→ **AIM**: The entries need to be copied exactly.

→ **RECORD LIST**:
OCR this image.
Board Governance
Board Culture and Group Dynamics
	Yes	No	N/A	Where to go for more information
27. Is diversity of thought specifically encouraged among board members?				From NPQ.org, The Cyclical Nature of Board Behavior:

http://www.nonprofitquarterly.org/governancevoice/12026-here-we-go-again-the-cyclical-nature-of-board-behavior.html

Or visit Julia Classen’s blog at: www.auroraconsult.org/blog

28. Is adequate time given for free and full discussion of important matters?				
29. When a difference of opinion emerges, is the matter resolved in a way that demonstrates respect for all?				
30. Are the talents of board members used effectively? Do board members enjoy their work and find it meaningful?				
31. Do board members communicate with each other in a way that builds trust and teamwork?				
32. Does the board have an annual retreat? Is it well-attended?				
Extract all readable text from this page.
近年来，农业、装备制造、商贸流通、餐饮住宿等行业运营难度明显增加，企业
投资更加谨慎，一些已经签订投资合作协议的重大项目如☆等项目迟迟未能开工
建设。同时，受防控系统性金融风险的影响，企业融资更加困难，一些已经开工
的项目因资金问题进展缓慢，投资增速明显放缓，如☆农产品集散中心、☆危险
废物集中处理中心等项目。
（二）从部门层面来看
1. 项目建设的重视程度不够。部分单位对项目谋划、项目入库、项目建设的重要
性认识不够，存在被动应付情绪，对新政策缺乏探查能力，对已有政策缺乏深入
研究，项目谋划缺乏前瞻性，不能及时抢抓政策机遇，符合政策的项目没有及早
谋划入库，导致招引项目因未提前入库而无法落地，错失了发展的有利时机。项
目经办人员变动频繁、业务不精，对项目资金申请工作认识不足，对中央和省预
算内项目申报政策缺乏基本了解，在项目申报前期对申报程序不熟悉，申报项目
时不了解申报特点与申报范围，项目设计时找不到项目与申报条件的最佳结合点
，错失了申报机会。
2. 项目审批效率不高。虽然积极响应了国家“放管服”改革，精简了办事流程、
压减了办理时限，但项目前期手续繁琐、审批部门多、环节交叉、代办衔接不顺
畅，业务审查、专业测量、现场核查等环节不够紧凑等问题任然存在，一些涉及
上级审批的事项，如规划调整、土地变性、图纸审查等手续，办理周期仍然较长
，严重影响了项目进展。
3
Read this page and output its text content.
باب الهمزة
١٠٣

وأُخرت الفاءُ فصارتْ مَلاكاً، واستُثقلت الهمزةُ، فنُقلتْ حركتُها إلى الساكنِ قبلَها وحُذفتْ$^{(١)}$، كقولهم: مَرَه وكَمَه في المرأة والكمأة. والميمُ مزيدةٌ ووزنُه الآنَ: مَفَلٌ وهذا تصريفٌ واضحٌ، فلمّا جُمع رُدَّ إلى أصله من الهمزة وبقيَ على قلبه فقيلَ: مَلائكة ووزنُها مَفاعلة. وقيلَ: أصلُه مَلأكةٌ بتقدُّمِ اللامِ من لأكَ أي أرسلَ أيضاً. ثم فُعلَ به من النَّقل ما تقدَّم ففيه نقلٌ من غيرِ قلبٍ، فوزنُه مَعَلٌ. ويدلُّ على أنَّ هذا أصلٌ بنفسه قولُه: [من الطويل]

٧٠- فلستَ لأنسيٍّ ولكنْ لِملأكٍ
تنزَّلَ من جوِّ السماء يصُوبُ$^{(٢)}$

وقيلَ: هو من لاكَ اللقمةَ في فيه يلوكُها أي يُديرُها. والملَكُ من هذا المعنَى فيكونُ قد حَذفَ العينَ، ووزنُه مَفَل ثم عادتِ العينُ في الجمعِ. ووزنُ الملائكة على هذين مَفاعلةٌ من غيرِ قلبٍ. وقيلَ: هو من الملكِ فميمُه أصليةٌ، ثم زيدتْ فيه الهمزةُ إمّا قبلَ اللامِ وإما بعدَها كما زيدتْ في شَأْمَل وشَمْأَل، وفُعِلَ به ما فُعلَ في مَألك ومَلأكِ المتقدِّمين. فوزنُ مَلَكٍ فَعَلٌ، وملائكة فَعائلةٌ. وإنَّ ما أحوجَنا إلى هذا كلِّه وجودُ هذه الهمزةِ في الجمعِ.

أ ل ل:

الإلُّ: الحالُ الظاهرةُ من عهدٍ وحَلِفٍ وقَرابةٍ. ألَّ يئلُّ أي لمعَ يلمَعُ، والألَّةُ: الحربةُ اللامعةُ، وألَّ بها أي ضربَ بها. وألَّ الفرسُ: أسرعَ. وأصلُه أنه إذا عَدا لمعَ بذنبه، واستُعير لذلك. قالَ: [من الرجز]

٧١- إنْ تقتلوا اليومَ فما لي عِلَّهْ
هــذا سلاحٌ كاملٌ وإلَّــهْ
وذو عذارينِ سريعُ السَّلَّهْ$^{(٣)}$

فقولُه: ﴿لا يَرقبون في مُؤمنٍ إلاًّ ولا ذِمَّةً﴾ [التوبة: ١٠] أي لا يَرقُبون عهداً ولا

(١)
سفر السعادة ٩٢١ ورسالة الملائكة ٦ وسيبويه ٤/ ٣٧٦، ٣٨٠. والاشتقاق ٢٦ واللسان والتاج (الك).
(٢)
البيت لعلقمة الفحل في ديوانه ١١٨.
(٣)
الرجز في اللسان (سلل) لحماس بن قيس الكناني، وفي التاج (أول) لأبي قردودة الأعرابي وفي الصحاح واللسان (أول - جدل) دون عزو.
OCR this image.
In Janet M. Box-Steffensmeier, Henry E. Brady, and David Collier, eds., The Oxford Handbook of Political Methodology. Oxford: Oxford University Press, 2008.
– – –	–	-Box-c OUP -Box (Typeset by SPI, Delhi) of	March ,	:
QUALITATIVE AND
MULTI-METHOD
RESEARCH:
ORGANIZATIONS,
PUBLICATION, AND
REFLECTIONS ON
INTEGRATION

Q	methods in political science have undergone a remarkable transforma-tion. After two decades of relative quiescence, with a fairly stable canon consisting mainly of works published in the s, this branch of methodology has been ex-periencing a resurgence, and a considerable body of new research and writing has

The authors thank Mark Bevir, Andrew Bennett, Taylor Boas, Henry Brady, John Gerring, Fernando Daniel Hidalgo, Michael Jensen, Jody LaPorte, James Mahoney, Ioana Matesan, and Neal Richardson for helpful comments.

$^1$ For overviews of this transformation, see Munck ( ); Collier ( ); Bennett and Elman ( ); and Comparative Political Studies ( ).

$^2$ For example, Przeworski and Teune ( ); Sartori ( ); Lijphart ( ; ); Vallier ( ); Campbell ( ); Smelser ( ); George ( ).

→ **TASK SOLUTION**:
OCR this image.
Board Governance
Board Culture and Group Dynamics
	Yes	No	N/A	Where to go for more information
27. Is diversity of thought specifically encouraged among board members?				From NPQ.org, The Cyclical Nature of Board Behavior:

http://www.nonprofitquarterly.org/governancevoice/12026-here-we-go-again-the-cyclical-nature-of-board-behavior.html

Or visit Julia Classen’s blog at: www.auroraconsult.org/blog

28. Is adequate time given for free and full discussion of important matters?				
29. When a difference of opinion emerges, is the matter resolved in a way that demonstrates respect for all?				
30. Are the talents of board members used effectively? Do board members enjoy their work and find it meaningful?				
31. Do board members communicate with each other in a way that builds trust and teamwork?				
32. Does the board have an annual retreat? Is it well-attended?				
Extract all readable text from this page.
近年来，农业、装备制造、商贸流通、餐饮住宿等行业运营难度明显增加，企业
投资更加谨慎，一些已经签订投资合作协议的重大项目如☆等项目迟迟未能开工
建设。同时，受防控系统性金融风险的影响，企业融资更加困难，一些已经开工
的项目因资金问题进展缓慢，投资增速明显放缓，如☆农产品集散中心、☆危险
废物集中处理中心等项目。
（二）从部门层面来看
1. 项目建设的重视程度不够。部分单位对项目谋划、项目入库、项目建设的重要
性认识不够，存在被动应付情绪，对新政策缺乏探查能力，对已有政策缺乏深入
研究，项目谋划缺乏前瞻性，不能及时抢抓政策机遇，符合政策的项目没有及早
谋划入库，导致招引项目因未提前入库而无法落地，错失了发展的有利时机。项
目经办人员变动频繁、业务不精，对项目资金申请工作认识不足，对中央和省预
算内项目申报政策缺乏基本了解，在项目申报前期对申报程序不熟悉，申报项目
时不了解申报特点与申报范围，项目设计时找不到项目与申报条件的最佳结合点
，错失了申报机会。
2. 项目审批效率不高。虽然积极响应了国家“放管服”改革，精简了办事流程、
压减了办理时限，但项目前期手续繁琐、审批部门多、环节交叉、代办衔接不顺
畅，业务审查、专业测量、现场核查等环节不够紧凑等问题任然存在，一些涉及
上级审批的事项，如规划调整、土地变性、图纸审查等手续，办理周期仍然较长
，严重影响了项目进展。
3
Read this page and output its text content.
باب الهمزة
١٠٣

وأُخرت الفاءُ فصارتْ مَلاكاً، واستُثقلت الهمزةُ، فنُقلتْ حركتُها إلى الساكنِ قبلَها وحُذفتْ$^{(١)}$، كقولهم: مَرَه وكَمَه في المرأة والكمأة. والميمُ مزيدةٌ ووزنُه الآنَ: مَفَلٌ وهذا تصريفٌ واضحٌ، فلمّا جُمع رُدَّ إلى أصله من الهمزة وبقيَ على قلبه فقيلَ: مَلائكة ووزنُها مَفاعلة. وقيلَ: أصلُه مَلأكةٌ بتقدُّمِ اللامِ من لأكَ أي أرسلَ أيضاً. ثم فُعلَ به من النَّقل ما تقدَّم ففيه نقلٌ من غيرِ قلبٍ، فوزنُه مَعَلٌ. ويدلُّ على أنَّ هذا أصلٌ بنفسه قولُه: [من الطويل]

٧٠- فلستَ لأنسيٍّ ولكنْ لِملأكٍ
تنزَّلَ من جوِّ السماء يصُوبُ$^{(٢)}$

وقيلَ: هو من لاكَ اللقمةَ في فيه يلوكُها أي يُديرُها. والملَكُ من هذا المعنَى فيكونُ قد حَذفَ العينَ، ووزنُه مَفَل ثم عادتِ العينُ في الجمعِ. ووزنُ الملائكة على هذين مَفاعلةٌ من غيرِ قلبٍ. وقيلَ: هو من الملكِ فميمُه أصليةٌ، ثم زيدتْ فيه الهمزةُ إمّا قبلَ اللامِ وإما بعدَها كما زيدتْ في شَأْمَل وشَمْأَل، وفُعِلَ به ما فُعلَ في مَألك ومَلأكِ المتقدِّمين. فوزنُ مَلَكٍ فَعَلٌ، وملائكة فَعائلةٌ. وإنَّ ما أحوجَنا إلى هذا كلِّه وجودُ هذه الهمزةِ في الجمعِ.

أ ل ل:

الإلُّ: الحالُ الظاهرةُ من عهدٍ وحَلِفٍ وقَرابةٍ. ألَّ يئلُّ أي لمعَ يلمَعُ، والألَّةُ: الحربةُ اللامعةُ، وألَّ بها أي ضربَ بها. وألَّ الفرسُ: أسرعَ. وأصلُه أنه إذا عَدا لمعَ بذنبه، واستُعير لذلك. قالَ: [من الرجز]

٧١- إنْ تقتلوا اليومَ فما لي عِلَّهْ
هــذا سلاحٌ كاملٌ وإلَّــهْ
وذو عذارينِ سريعُ السَّلَّهْ$^{(٣)}$

فقولُه: ﴿لا يَرقبون في مُؤمنٍ إلاًّ ولا ذِمَّةً﴾ [التوبة: ١٠] أي لا يَرقُبون عهداً ولا

(١)
سفر السعادة ٩٢١ ورسالة الملائكة ٦ وسيبويه ٤/ ٣٧٦، ٣٨٠. والاشتقاق ٢٦ واللسان والتاج (الك).
(٢)
البيت لعلقمة الفحل في ديوانه ١١٨.
(٣)
الرجز في اللسان (سلل) لحماس بن قيس الكناني، وفي التاج (أول) لأبي قردودة الأعرابي وفي الصحاح واللسان (أول - جدل) دون عزو.
OCR this image.
In Janet M. Box-Steffensmeier, Henry E. Brady, and David Collier, eds., The Oxford Handbook of Political Methodology. Oxford: Oxford University Press, 2008.
– – –	–	-Box-c OUP -Box (Typeset by SPI, Delhi) of	March ,	:
QUALITATIVE AND
MULTI-METHOD
RESEARCH:
ORGANIZATIONS,
PUBLICATION, AND
REFLECTIONS ON
INTEGRATION

Q	methods in political science have undergone a remarkable transforma-tion. After two decades of relative quiescence, with a fairly stable canon consisting mainly of works published in the s, this branch of methodology has been ex-periencing a resurgence, and a considerable body of new research and writing has

The authors thank Mark Bevir, Andrew Bennett, Taylor Boas, Henry Brady, John Gerring, Fernando Daniel Hidalgo, Michael Jensen, Jody LaPorte, James Mahoney, Ioana Matesan, and Neal Richardson for helpful comments.

$^1$ For overviews of this transformation, see Munck ( ); Collier ( ); Bennett and Elman ( ); and Comparative Political Studies ( ).

$^2$ For example, Przeworski and Teune ( ); Sartori ( ); Lijphart ( ; ); Vallier ( ); Campbell ( ); Smelser ( ); George ( ).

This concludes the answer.